▶ HOW TO COMPLETE THIS TASK
When you reach the records below, output each one exactly.

(Records of document pages)
=== Begin Enclosure ===

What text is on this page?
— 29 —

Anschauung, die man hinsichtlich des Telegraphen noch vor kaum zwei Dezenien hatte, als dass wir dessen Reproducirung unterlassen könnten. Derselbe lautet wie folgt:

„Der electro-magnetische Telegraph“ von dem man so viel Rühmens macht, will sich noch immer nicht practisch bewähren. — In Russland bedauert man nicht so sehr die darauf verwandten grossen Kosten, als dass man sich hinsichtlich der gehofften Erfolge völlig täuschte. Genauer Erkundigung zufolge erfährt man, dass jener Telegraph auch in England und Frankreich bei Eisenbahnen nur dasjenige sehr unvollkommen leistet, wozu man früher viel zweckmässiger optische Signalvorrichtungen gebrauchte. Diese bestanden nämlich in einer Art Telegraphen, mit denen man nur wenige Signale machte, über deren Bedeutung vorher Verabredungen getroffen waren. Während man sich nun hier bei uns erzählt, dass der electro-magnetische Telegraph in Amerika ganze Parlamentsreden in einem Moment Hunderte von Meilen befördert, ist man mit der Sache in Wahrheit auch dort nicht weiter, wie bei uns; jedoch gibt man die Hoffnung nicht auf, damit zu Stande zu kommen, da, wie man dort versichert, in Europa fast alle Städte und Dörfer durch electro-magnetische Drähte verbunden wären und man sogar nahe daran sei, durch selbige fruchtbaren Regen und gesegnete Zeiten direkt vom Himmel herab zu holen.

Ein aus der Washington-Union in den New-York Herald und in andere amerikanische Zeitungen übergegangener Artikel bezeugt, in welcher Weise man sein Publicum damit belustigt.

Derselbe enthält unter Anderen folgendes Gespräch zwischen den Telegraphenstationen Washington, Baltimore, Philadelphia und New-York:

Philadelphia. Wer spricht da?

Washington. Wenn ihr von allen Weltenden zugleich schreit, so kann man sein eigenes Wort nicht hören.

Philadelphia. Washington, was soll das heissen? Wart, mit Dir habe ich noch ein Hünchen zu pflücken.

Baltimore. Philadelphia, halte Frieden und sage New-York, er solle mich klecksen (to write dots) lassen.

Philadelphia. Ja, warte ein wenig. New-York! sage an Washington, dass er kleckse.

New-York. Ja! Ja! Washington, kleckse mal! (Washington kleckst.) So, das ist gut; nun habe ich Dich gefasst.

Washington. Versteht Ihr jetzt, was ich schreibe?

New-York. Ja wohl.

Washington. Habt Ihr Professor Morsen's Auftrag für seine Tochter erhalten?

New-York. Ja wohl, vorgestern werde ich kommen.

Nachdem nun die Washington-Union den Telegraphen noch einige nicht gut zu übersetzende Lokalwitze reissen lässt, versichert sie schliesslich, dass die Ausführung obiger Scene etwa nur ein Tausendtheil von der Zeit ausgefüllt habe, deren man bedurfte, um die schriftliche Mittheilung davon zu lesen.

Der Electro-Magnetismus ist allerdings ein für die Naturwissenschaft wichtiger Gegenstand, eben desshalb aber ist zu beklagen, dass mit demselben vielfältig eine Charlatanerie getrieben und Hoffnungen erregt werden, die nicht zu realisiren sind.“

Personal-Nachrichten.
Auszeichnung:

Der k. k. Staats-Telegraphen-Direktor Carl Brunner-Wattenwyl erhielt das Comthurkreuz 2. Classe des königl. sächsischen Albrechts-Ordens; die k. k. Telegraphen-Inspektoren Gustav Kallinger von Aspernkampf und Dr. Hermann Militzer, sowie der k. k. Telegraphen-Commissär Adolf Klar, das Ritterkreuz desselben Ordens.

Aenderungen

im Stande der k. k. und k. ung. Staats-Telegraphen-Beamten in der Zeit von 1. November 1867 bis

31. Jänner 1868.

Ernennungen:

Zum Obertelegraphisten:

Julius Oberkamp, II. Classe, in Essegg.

=== End Enclosure ===

▶ TASK OUTPUT
What text is on this page?
— 29 —

Anschauung, die man hinsichtlich des Telegraphen noch vor kaum zwei Dezenien hatte, als dass wir dessen Reproducirung unterlassen könnten. Derselbe lautet wie folgt:

„Der electro-magnetische Telegraph“ von dem man so viel Rühmens macht, will sich noch immer nicht practisch bewähren. — In Russland bedauert man nicht so sehr die darauf verwandten grossen Kosten, als dass man sich hinsichtlich der gehofften Erfolge völlig täuschte. Genauer Erkundigung zufolge erfährt man, dass jener Telegraph auch in England und Frankreich bei Eisenbahnen nur dasjenige sehr unvollkommen leistet, wozu man früher viel zweckmässiger optische Signalvorrichtungen gebrauchte. Diese bestanden nämlich in einer Art Telegraphen, mit denen man nur wenige Signale machte, über deren Bedeutung vorher Verabredungen getroffen waren. Während man sich nun hier bei uns erzählt, dass der electro-magnetische Telegraph in Amerika ganze Parlamentsreden in einem Moment Hunderte von Meilen befördert, ist man mit der Sache in Wahrheit auch dort nicht weiter, wie bei uns; jedoch gibt man die Hoffnung nicht auf, damit zu Stande zu kommen, da, wie man dort versichert, in Europa fast alle Städte und Dörfer durch electro-magnetische Drähte verbunden wären und man sogar nahe daran sei, durch selbige fruchtbaren Regen und gesegnete Zeiten direkt vom Himmel herab zu holen.

Ein aus der Washington-Union in den New-York Herald und in andere amerikanische Zeitungen übergegangener Artikel bezeugt, in welcher Weise man sein Publicum damit belustigt.

Derselbe enthält unter Anderen folgendes Gespräch zwischen den Telegraphenstationen Washington, Baltimore, Philadelphia und New-York:

Philadelphia. Wer spricht da?

Washington. Wenn ihr von allen Weltenden zugleich schreit, so kann man sein eigenes Wort nicht hören.

Philadelphia. Washington, was soll das heissen? Wart, mit Dir habe ich noch ein Hünchen zu pflücken.

Baltimore. Philadelphia, halte Frieden und sage New-York, er solle mich klecksen (to write dots) lassen.

Philadelphia. Ja, warte ein wenig. New-York! sage an Washington, dass er kleckse.

New-York. Ja! Ja! Washington, kleckse mal! (Washington kleckst.) So, das ist gut; nun habe ich Dich gefasst.

Washington. Versteht Ihr jetzt, was ich schreibe?

New-York. Ja wohl.

Washington. Habt Ihr Professor Morsen's Auftrag für seine Tochter erhalten?

New-York. Ja wohl, vorgestern werde ich kommen.

Nachdem nun die Washington-Union den Telegraphen noch einige nicht gut zu übersetzende Lokalwitze reissen lässt, versichert sie schliesslich, dass die Ausführung obiger Scene etwa nur ein Tausendtheil von der Zeit ausgefüllt habe, deren man bedurfte, um die schriftliche Mittheilung davon zu lesen.

Der Electro-Magnetismus ist allerdings ein für die Naturwissenschaft wichtiger Gegenstand, eben desshalb aber ist zu beklagen, dass mit demselben vielfältig eine Charlatanerie getrieben und Hoffnungen erregt werden, die nicht zu realisiren sind.“

Personal-Nachrichten.
Auszeichnung:

Der k. k. Staats-Telegraphen-Direktor Carl Brunner-Wattenwyl erhielt das Comthurkreuz 2. Classe des königl. sächsischen Albrechts-Ordens; die k. k. Telegraphen-Inspektoren Gustav Kallinger von Aspernkampf und Dr. Hermann Militzer, sowie der k. k. Telegraphen-Commissär Adolf Klar, das Ritterkreuz desselben Ordens.

Aenderungen

im Stande der k. k. und k. ung. Staats-Telegraphen-Beamten in der Zeit von 1. November 1867 bis

31. Jänner 1868.

Ernennungen:

Zum Obertelegraphisten:

Julius Oberkamp, II. Classe, in Essegg.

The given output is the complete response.